Problem to work on — Copy each line of the listing below exactly.

>> begin Material to process

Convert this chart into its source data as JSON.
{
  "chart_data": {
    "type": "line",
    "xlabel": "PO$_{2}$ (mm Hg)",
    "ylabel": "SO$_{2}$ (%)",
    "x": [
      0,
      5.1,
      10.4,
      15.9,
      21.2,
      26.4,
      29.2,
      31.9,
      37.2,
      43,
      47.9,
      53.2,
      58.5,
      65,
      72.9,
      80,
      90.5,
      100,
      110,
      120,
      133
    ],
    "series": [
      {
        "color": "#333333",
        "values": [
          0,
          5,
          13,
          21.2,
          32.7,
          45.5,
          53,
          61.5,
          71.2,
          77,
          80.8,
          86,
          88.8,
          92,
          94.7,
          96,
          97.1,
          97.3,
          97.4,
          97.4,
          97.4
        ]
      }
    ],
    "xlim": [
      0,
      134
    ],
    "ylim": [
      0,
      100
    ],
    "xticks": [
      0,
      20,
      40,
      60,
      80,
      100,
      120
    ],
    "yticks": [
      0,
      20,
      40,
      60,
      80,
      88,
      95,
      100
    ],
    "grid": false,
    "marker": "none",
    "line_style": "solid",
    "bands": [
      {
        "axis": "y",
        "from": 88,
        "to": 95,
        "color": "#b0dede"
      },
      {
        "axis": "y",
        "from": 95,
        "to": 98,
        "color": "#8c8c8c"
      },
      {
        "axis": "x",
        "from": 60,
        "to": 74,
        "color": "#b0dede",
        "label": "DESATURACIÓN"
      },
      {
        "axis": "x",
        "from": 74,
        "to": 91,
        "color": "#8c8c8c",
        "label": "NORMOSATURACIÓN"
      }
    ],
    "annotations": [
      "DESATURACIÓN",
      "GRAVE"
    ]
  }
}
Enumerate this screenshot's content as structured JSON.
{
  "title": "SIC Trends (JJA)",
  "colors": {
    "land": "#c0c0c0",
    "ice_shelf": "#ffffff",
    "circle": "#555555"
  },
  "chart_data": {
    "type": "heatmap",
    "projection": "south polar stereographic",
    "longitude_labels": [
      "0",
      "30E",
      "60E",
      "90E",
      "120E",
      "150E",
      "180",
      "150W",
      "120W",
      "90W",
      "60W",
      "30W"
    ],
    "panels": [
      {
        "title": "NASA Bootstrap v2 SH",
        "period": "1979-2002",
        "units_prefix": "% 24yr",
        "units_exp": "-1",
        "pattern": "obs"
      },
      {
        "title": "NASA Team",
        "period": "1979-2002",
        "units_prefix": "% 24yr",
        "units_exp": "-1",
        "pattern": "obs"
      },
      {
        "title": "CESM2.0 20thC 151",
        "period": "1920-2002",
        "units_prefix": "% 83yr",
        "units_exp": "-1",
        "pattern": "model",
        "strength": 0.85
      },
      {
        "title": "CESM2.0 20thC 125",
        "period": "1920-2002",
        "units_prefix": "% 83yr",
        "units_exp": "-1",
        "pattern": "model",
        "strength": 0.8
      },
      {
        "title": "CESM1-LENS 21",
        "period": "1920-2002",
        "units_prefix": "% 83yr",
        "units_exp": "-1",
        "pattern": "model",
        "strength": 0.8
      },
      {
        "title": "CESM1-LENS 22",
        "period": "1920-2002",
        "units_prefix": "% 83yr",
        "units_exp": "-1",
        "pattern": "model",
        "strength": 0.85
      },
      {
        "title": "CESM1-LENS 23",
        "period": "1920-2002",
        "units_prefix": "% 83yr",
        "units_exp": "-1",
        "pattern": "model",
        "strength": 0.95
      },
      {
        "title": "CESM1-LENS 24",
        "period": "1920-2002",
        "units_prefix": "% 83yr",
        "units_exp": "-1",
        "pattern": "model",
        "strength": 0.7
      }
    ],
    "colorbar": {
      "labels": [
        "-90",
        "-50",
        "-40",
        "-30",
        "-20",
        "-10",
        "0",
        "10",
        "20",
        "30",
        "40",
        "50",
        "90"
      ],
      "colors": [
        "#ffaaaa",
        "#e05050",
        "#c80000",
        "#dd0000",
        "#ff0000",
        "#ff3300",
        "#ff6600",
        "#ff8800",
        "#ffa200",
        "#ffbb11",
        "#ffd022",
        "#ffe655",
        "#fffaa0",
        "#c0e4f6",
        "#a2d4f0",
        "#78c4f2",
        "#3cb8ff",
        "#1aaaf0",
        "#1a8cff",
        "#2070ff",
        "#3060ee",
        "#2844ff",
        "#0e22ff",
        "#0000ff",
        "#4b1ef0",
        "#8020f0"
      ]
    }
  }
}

>> end Material to process

Finished answer —
Convert this chart into its source data as JSON.
{
  "chart_data": {
    "type": "line",
    "xlabel": "PO$_{2}$ (mm Hg)",
    "ylabel": "SO$_{2}$ (%)",
    "x": [
      0,
      5.1,
      10.4,
      15.9,
      21.2,
      26.4,
      29.2,
      31.9,
      37.2,
      43,
      47.9,
      53.2,
      58.5,
      65,
      72.9,
      80,
      90.5,
      100,
      110,
      120,
      133
    ],
    "series": [
      {
        "color": "#333333",
        "values": [
          0,
          5,
          13,
          21.2,
          32.7,
          45.5,
          53,
          61.5,
          71.2,
          77,
          80.8,
          86,
          88.8,
          92,
          94.7,
          96,
          97.1,
          97.3,
          97.4,
          97.4,
          97.4
        ]
      }
    ],
    "xlim": [
      0,
      134
    ],
    "ylim": [
      0,
      100
    ],
    "xticks": [
      0,
      20,
      40,
      60,
      80,
      100,
      120
    ],
    "yticks": [
      0,
      20,
      40,
      60,
      80,
      88,
      95,
      100
    ],
    "grid": false,
    "marker": "none",
    "line_style": "solid",
    "bands": [
      {
        "axis": "y",
        "from": 88,
        "to": 95,
        "color": "#b0dede"
      },
      {
        "axis": "y",
        "from": 95,
        "to": 98,
        "color": "#8c8c8c"
      },
      {
        "axis": "x",
        "from": 60,
        "to": 74,
        "color": "#b0dede",
        "label": "DESATURACIÓN"
      },
      {
        "axis": "x",
        "from": 74,
        "to": 91,
        "color": "#8c8c8c",
        "label": "NORMOSATURACIÓN"
      }
    ],
    "annotations": [
      "DESATURACIÓN",
      "GRAVE"
    ]
  }
}
Enumerate this screenshot's content as structured JSON.
{
  "title": "SIC Trends (JJA)",
  "colors": {
    "land": "#c0c0c0",
    "ice_shelf": "#ffffff",
    "circle": "#555555"
  },
  "chart_data": {
    "type": "heatmap",
    "projection": "south polar stereographic",
    "longitude_labels": [
      "0",
      "30E",
      "60E",
      "90E",
      "120E",
      "150E",
      "180",
      "150W",
      "120W",
      "90W",
      "60W",
      "30W"
    ],
    "panels": [
      {
        "title": "NASA Bootstrap v2 SH",
        "period": "1979-2002",
        "units_prefix": "% 24yr",
        "units_exp": "-1",
        "pattern": "obs"
      },
      {
        "title": "NASA Team",
        "period": "1979-2002",
        "units_prefix": "% 24yr",
        "units_exp": "-1",
        "pattern": "obs"
      },
      {
        "title": "CESM2.0 20thC 151",
        "period": "1920-2002",
        "units_prefix": "% 83yr",
        "units_exp": "-1",
        "pattern": "model",
        "strength": 0.85
      },
      {
        "title": "CESM2.0 20thC 125",
        "period": "1920-2002",
        "units_prefix": "% 83yr",
        "units_exp": "-1",
        "pattern": "model",
        "strength": 0.8
      },
      {
        "title": "CESM1-LENS 21",
        "period": "1920-2002",
        "units_prefix": "% 83yr",
        "units_exp": "-1",
        "pattern": "model",
        "strength": 0.8
      },
      {
        "title": "CESM1-LENS 22",
        "period": "1920-2002",
        "units_prefix": "% 83yr",
        "units_exp": "-1",
        "pattern": "model",
        "strength": 0.85
      },
      {
        "title": "CESM1-LENS 23",
        "period": "1920-2002",
        "units_prefix": "% 83yr",
        "units_exp": "-1",
        "pattern": "model",
        "strength": 0.95
      },
      {
        "title": "CESM1-LENS 24",
        "period": "1920-2002",
        "units_prefix": "% 83yr",
        "units_exp": "-1",
        "pattern": "model",
        "strength": 0.7
      }
    ],
    "colorbar": {
      "labels": [
        "-90",
        "-50",
        "-40",
        "-30",
        "-20",
        "-10",
        "0",
        "10",
        "20",
        "30",
        "40",
        "50",
        "90"
      ],
      "colors": [
        "#ffaaaa",
        "#e05050",
        "#c80000",
        "#dd0000",
        "#ff0000",
        "#ff3300",
        "#ff6600",
        "#ff8800",
        "#ffa200",
        "#ffbb11",
        "#ffd022",
        "#ffe655",
        "#fffaa0",
        "#c0e4f6",
        "#a2d4f0",
        "#78c4f2",
        "#3cb8ff",
        "#1aaaf0",
        "#1a8cff",
        "#2070ff",
        "#3060ee",
        "#2844ff",
        "#0e22ff",
        "#0000ff",
        "#4b1ef0",
        "#8020f0"
      ]
    }
  }
}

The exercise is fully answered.